● **The records**
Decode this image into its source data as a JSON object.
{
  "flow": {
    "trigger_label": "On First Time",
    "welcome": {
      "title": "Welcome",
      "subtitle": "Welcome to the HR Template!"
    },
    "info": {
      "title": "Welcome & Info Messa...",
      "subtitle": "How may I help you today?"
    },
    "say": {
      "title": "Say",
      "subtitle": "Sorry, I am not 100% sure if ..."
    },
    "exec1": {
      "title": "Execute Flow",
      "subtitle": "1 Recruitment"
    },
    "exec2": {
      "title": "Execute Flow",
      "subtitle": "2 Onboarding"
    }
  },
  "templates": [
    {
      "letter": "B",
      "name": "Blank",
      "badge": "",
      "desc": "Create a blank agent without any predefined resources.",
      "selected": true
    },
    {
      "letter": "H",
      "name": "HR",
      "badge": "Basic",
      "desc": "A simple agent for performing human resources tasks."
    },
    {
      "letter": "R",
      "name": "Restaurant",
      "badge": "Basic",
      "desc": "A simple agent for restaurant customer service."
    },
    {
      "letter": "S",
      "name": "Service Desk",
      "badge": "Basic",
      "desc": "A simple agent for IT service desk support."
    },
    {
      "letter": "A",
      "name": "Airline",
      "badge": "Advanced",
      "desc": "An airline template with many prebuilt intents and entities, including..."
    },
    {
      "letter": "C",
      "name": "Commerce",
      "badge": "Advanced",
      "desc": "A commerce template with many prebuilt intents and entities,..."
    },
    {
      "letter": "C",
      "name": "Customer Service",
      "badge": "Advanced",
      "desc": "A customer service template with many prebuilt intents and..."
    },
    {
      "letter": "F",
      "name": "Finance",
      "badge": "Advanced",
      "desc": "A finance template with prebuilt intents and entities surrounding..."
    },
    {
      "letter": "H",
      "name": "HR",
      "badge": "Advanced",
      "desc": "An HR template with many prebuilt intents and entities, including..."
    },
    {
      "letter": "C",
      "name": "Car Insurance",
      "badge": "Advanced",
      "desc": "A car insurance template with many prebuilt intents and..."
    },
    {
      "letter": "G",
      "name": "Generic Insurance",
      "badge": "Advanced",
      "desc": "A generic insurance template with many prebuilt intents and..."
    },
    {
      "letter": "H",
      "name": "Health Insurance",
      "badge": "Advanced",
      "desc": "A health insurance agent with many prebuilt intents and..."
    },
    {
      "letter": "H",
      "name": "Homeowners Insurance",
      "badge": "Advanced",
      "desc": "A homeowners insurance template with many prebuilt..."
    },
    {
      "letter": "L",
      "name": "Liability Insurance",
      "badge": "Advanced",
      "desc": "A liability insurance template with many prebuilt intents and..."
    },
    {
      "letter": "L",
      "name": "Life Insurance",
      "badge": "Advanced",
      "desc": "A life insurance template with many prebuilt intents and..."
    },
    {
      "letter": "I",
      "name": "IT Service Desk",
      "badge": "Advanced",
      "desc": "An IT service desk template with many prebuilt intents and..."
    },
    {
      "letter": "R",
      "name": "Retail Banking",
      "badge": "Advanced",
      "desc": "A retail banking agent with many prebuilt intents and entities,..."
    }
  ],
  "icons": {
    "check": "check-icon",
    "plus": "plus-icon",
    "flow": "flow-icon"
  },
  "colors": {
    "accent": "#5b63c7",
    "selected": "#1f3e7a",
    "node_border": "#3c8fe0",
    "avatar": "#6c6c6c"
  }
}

● **What this task involves**
Print the records once more, exactly as they were given.

● **Answer for this exercise**
Decode this image into its source data as a JSON object.
{
  "flow": {
    "trigger_label": "On First Time",
    "welcome": {
      "title": "Welcome",
      "subtitle": "Welcome to the HR Template!"
    },
    "info": {
      "title": "Welcome & Info Messa...",
      "subtitle": "How may I help you today?"
    },
    "say": {
      "title": "Say",
      "subtitle": "Sorry, I am not 100% sure if ..."
    },
    "exec1": {
      "title": "Execute Flow",
      "subtitle": "1 Recruitment"
    },
    "exec2": {
      "title": "Execute Flow",
      "subtitle": "2 Onboarding"
    }
  },
  "templates": [
    {
      "letter": "B",
      "name": "Blank",
      "badge": "",
      "desc": "Create a blank agent without any predefined resources.",
      "selected": true
    },
    {
      "letter": "H",
      "name": "HR",
      "badge": "Basic",
      "desc": "A simple agent for performing human resources tasks."
    },
    {
      "letter": "R",
      "name": "Restaurant",
      "badge": "Basic",
      "desc": "A simple agent for restaurant customer service."
    },
    {
      "letter": "S",
      "name": "Service Desk",
      "badge": "Basic",
      "desc": "A simple agent for IT service desk support."
    },
    {
      "letter": "A",
      "name": "Airline",
      "badge": "Advanced",
      "desc": "An airline template with many prebuilt intents and entities, including..."
    },
    {
      "letter": "C",
      "name": "Commerce",
      "badge": "Advanced",
      "desc": "A commerce template with many prebuilt intents and entities,..."
    },
    {
      "letter": "C",
      "name": "Customer Service",
      "badge": "Advanced",
      "desc": "A customer service template with many prebuilt intents and..."
    },
    {
      "letter": "F",
      "name": "Finance",
      "badge": "Advanced",
      "desc": "A finance template with prebuilt intents and entities surrounding..."
    },
    {
      "letter": "H",
      "name": "HR",
      "badge": "Advanced",
      "desc": "An HR template with many prebuilt intents and entities, including..."
    },
    {
      "letter": "C",
      "name": "Car Insurance",
      "badge": "Advanced",
      "desc": "A car insurance template with many prebuilt intents and..."
    },
    {
      "letter": "G",
      "name": "Generic Insurance",
      "badge": "Advanced",
      "desc": "A generic insurance template with many prebuilt intents and..."
    },
    {
      "letter": "H",
      "name": "Health Insurance",
      "badge": "Advanced",
      "desc": "A health insurance agent with many prebuilt intents and..."
    },
    {
      "letter": "H",
      "name": "Homeowners Insurance",
      "badge": "Advanced",
      "desc": "A homeowners insurance template with many prebuilt..."
    },
    {
      "letter": "L",
      "name": "Liability Insurance",
      "badge": "Advanced",
      "desc": "A liability insurance template with many prebuilt intents and..."
    },
    {
      "letter": "L",
      "name": "Life Insurance",
      "badge": "Advanced",
      "desc": "A life insurance template with many prebuilt intents and..."
    },
    {
      "letter": "I",
      "name": "IT Service Desk",
      "badge": "Advanced",
      "desc": "An IT service desk template with many prebuilt intents and..."
    },
    {
      "letter": "R",
      "name": "Retail Banking",
      "badge": "Advanced",
      "desc": "A retail banking agent with many prebuilt intents and entities,..."
    }
  ],
  "icons": {
    "check": "check-icon",
    "plus": "plus-icon",
    "flow": "flow-icon"
  },
  "colors": {
    "accent": "#5b63c7",
    "selected": "#1f3e7a",
    "node_border": "#3c8fe0",
    "avatar": "#6c6c6c"
  }
}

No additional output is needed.